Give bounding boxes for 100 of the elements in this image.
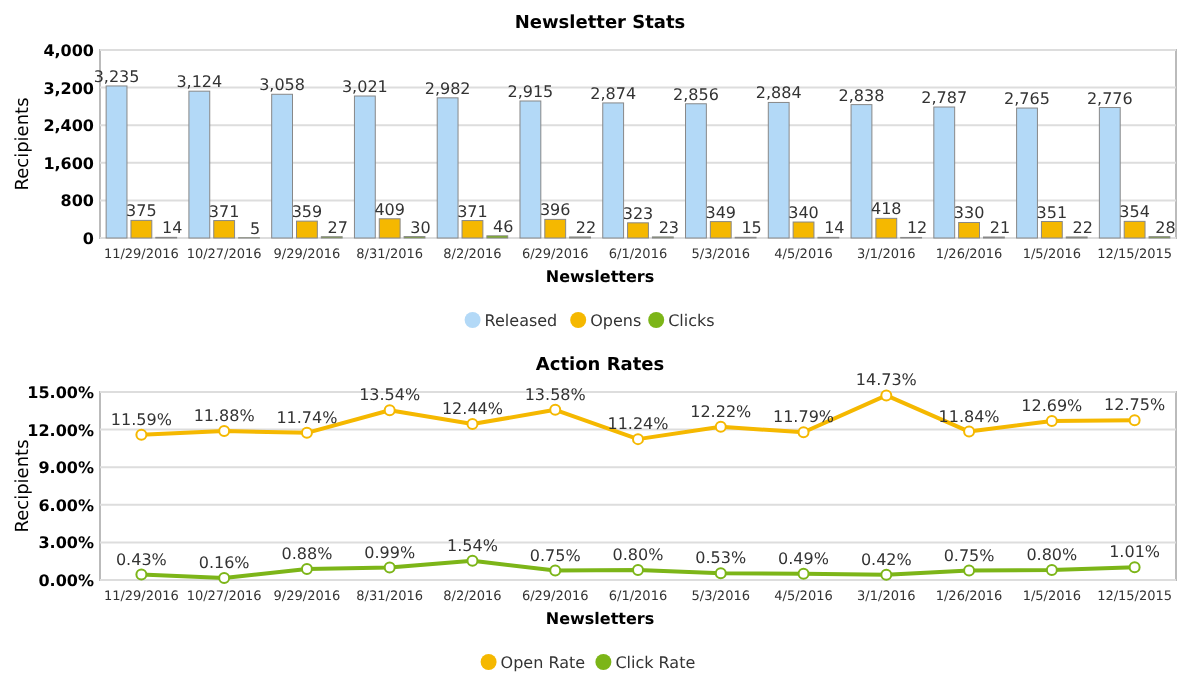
- data-label: 5: [249, 219, 261, 238]
- y-tick-label: 3.00%: [38, 534, 94, 553]
- data-label: 13.54%: [359, 386, 421, 405]
- data-label: 2,915: [507, 83, 554, 101]
- legend-label: Released: [484, 312, 558, 330]
- data-label: 0.16%: [198, 553, 251, 572]
- data-label: 2,884: [755, 84, 802, 103]
- point: [218, 425, 231, 438]
- data-label: 14: [824, 219, 845, 238]
- point: [383, 561, 396, 574]
- data-label: 12.75%: [1104, 396, 1166, 415]
- point: [466, 554, 479, 567]
- point: [880, 568, 893, 581]
- data-label: 2,982: [424, 79, 471, 98]
- data-label: 359: [291, 203, 323, 222]
- data-label: 22: [1072, 218, 1093, 237]
- point: [714, 420, 727, 433]
- point: [714, 567, 727, 580]
- point: [300, 426, 313, 439]
- legend-label: Opens: [590, 312, 642, 330]
- data-label: 11.88%: [193, 407, 256, 426]
- y-tick-label: 1,600: [43, 154, 95, 173]
- data-label: 354: [1119, 203, 1150, 222]
- data-label: 11.24%: [607, 415, 670, 434]
- data-label: 371: [457, 202, 488, 221]
- point: [218, 571, 231, 584]
- point: [797, 426, 810, 439]
- data-label: 3,058: [259, 76, 305, 95]
- data-label: 14.73%: [855, 371, 918, 390]
- y-tick-label: 0: [82, 230, 95, 248]
- data-label: 0.75%: [943, 546, 996, 565]
- data-label: 0.43%: [115, 550, 168, 569]
- data-label: 3,124: [176, 73, 223, 92]
- data-label: 375: [126, 202, 157, 221]
- y-tick-label: 12.00%: [27, 421, 94, 440]
- data-label: 323: [622, 204, 654, 223]
- point: [383, 404, 396, 417]
- y-tick-label: 0.00%: [38, 572, 94, 590]
- data-label: 0.49%: [778, 549, 830, 568]
- data-label: 0.80%: [1026, 545, 1079, 564]
- point: [1128, 561, 1141, 574]
- data-label: 0.99%: [364, 543, 416, 562]
- data-label: 11.79%: [773, 408, 835, 427]
- data-label: 1.01%: [1109, 543, 1161, 562]
- data-label: 3,021: [341, 78, 388, 97]
- data-label: 418: [871, 200, 902, 219]
- data-label: 0.42%: [860, 550, 913, 569]
- data-label: 330: [953, 204, 985, 223]
- point: [300, 562, 313, 575]
- data-label: 0.75%: [529, 546, 582, 565]
- point: [549, 403, 562, 416]
- data-label: 11.74%: [276, 408, 339, 427]
- point: [797, 567, 810, 580]
- y-tick-label: 6.00%: [38, 496, 94, 515]
- data-label: 30: [410, 218, 431, 237]
- data-label: 11.84%: [938, 407, 1001, 426]
- data-label: 46: [493, 217, 514, 236]
- chart-title: Action Rates: [535, 356, 665, 376]
- data-label: 0.88%: [281, 544, 334, 563]
- data-label: 15: [741, 219, 762, 238]
- data-label: 2,874: [590, 84, 637, 103]
- y-tick-label: 3,200: [43, 79, 95, 98]
- data-label: 12.22%: [690, 402, 753, 421]
- data-label: 14: [162, 219, 183, 238]
- data-label: 27: [327, 218, 348, 237]
- data-label: 2,787: [921, 89, 968, 108]
- data-label: 409: [374, 200, 405, 219]
- data-label: 11.59%: [110, 410, 173, 429]
- data-label: 2,765: [1004, 90, 1050, 109]
- point: [466, 418, 479, 431]
- point: [135, 428, 148, 441]
- y-tick-label: 2,400: [43, 117, 95, 136]
- data-label: 1.54%: [447, 536, 499, 555]
- point: [1045, 414, 1058, 427]
- y-tick-label: 9.00%: [38, 459, 94, 478]
- data-label: 3,235: [93, 67, 140, 86]
- point: [135, 568, 148, 581]
- data-label: 2,856: [673, 85, 719, 104]
- point: [963, 564, 976, 577]
- legend-label: Open Rate: [500, 654, 586, 672]
- point: [632, 433, 644, 446]
- point: [549, 564, 562, 577]
- point: [880, 389, 893, 402]
- y-tick-label: 4,000: [43, 42, 95, 60]
- data-label: 396: [539, 201, 571, 220]
- data-label: 23: [658, 218, 680, 237]
- point: [632, 563, 644, 576]
- data-label: 12.44%: [441, 400, 504, 419]
- y-axis-title: Recipients: [14, 96, 34, 191]
- data-label: 21: [989, 219, 1011, 238]
- y-axis-title: Recipients: [14, 438, 34, 533]
- data-label: 13.58%: [524, 385, 587, 404]
- data-label: 371: [208, 202, 240, 221]
- y-tick-label: 800: [60, 192, 95, 211]
- data-label: 12: [906, 219, 928, 238]
- legend-label: Clicks: [668, 312, 715, 330]
- x-axis-title: Newsletters: [545, 610, 655, 628]
- point: [1045, 563, 1058, 576]
- data-label: 22: [575, 218, 597, 237]
- data-label: 0.53%: [695, 549, 747, 568]
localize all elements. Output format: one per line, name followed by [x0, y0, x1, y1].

^^^^

__DIRECTIVE__:
Copy the entries above line for line without changing anything, and leave out the pictures.

__ANSWER__:
Give bounding boxes for 100 of the elements in this image.
- data-label: 5: [249, 219, 261, 238]
- y-tick-label: 3.00%: [38, 534, 94, 553]
- data-label: 13.54%: [359, 386, 421, 405]
- data-label: 2,915: [507, 83, 554, 101]
- legend-label: Released: [484, 312, 558, 330]
- data-label: 0.16%: [198, 553, 251, 572]
- data-label: 2,884: [755, 84, 802, 103]
- point: [218, 425, 231, 438]
- data-label: 14: [824, 219, 845, 238]
- point: [383, 561, 396, 574]
- data-label: 12.75%: [1104, 396, 1166, 415]
- point: [466, 554, 479, 567]
- point: [880, 568, 893, 581]
- data-label: 2,982: [424, 79, 471, 98]
- data-label: 359: [291, 203, 323, 222]
- data-label: 22: [1072, 218, 1093, 237]
- point: [714, 420, 727, 433]
- point: [714, 567, 727, 580]
- point: [300, 426, 313, 439]
- legend-label: Opens: [590, 312, 642, 330]
- data-label: 11.88%: [193, 407, 256, 426]
- y-tick-label: 1,600: [43, 154, 95, 173]
- data-label: 354: [1119, 203, 1150, 222]
- data-label: 11.24%: [607, 415, 670, 434]
- data-label: 371: [457, 202, 488, 221]
- point: [218, 571, 231, 584]
- point: [797, 426, 810, 439]
- data-label: 3,058: [259, 76, 305, 95]
- data-label: 14.73%: [855, 371, 918, 390]
- y-tick-label: 0: [82, 230, 95, 248]
- data-label: 0.75%: [943, 546, 996, 565]
- data-label: 0.43%: [115, 550, 168, 569]
- data-label: 3,124: [176, 73, 223, 92]
- data-label: 375: [126, 202, 157, 221]
- y-tick-label: 12.00%: [27, 421, 94, 440]
- data-label: 323: [622, 204, 654, 223]
- point: [383, 404, 396, 417]
- y-tick-label: 0.00%: [38, 572, 94, 590]
- data-label: 0.49%: [778, 549, 830, 568]
- data-label: 0.80%: [1026, 545, 1079, 564]
- point: [1128, 561, 1141, 574]
- data-label: 0.99%: [364, 543, 416, 562]
- data-label: 11.79%: [773, 408, 835, 427]
- data-label: 1.01%: [1109, 543, 1161, 562]
- data-label: 3,021: [341, 78, 388, 97]
- data-label: 418: [871, 200, 902, 219]
- data-label: 0.42%: [860, 550, 913, 569]
- data-label: 330: [953, 204, 985, 223]
- point: [300, 562, 313, 575]
- data-label: 0.75%: [529, 546, 582, 565]
- point: [549, 403, 562, 416]
- data-label: 11.74%: [276, 408, 339, 427]
- point: [797, 567, 810, 580]
- y-tick-label: 6.00%: [38, 496, 94, 515]
- data-label: 30: [410, 218, 431, 237]
- data-label: 11.84%: [938, 407, 1001, 426]
- data-label: 46: [493, 217, 514, 236]
- chart-title: Action Rates: [535, 356, 665, 376]
- data-label: 0.88%: [281, 544, 334, 563]
- data-label: 15: [741, 219, 762, 238]
- data-label: 2,874: [590, 84, 637, 103]
- y-tick-label: 3,200: [43, 79, 95, 98]
- data-label: 12.22%: [690, 402, 753, 421]
- data-label: 14: [162, 219, 183, 238]
- data-label: 27: [327, 218, 348, 237]
- data-label: 2,787: [921, 89, 968, 108]
- data-label: 409: [374, 200, 405, 219]
- data-label: 11.59%: [110, 410, 173, 429]
- data-label: 2,765: [1004, 90, 1050, 109]
- point: [466, 418, 479, 431]
- point: [135, 428, 148, 441]
- y-tick-label: 2,400: [43, 117, 95, 136]
- data-label: 1.54%: [447, 536, 499, 555]
- point: [1045, 414, 1058, 427]
- y-tick-label: 9.00%: [38, 459, 94, 478]
- data-label: 3,235: [93, 67, 140, 86]
- point: [135, 568, 148, 581]
- data-label: 2,856: [673, 85, 719, 104]
- point: [963, 564, 976, 577]
- legend-label: Open Rate: [500, 654, 586, 672]
- point: [632, 433, 644, 446]
- point: [549, 564, 562, 577]
- point: [880, 389, 893, 402]
- y-tick-label: 4,000: [43, 42, 95, 60]
- data-label: 396: [539, 201, 571, 220]
- data-label: 23: [658, 218, 680, 237]
- point: [632, 563, 644, 576]
- data-label: 12.44%: [441, 400, 504, 419]
- y-axis-title: Recipients: [14, 96, 34, 191]
- data-label: 21: [989, 219, 1011, 238]
- y-axis-title: Recipients: [14, 438, 34, 533]
- data-label: 13.58%: [524, 385, 587, 404]
- data-label: 371: [208, 202, 240, 221]
- y-tick-label: 800: [60, 192, 95, 211]
- data-label: 12: [906, 219, 928, 238]
- legend-label: Clicks: [668, 312, 715, 330]
- x-axis-title: Newsletters: [545, 610, 655, 628]
- point: [1045, 563, 1058, 576]
- data-label: 22: [575, 218, 597, 237]
- data-label: 0.53%: [695, 549, 747, 568]
localize all elements. Output format: one per line, name followed by [x0, y0, x1, y1].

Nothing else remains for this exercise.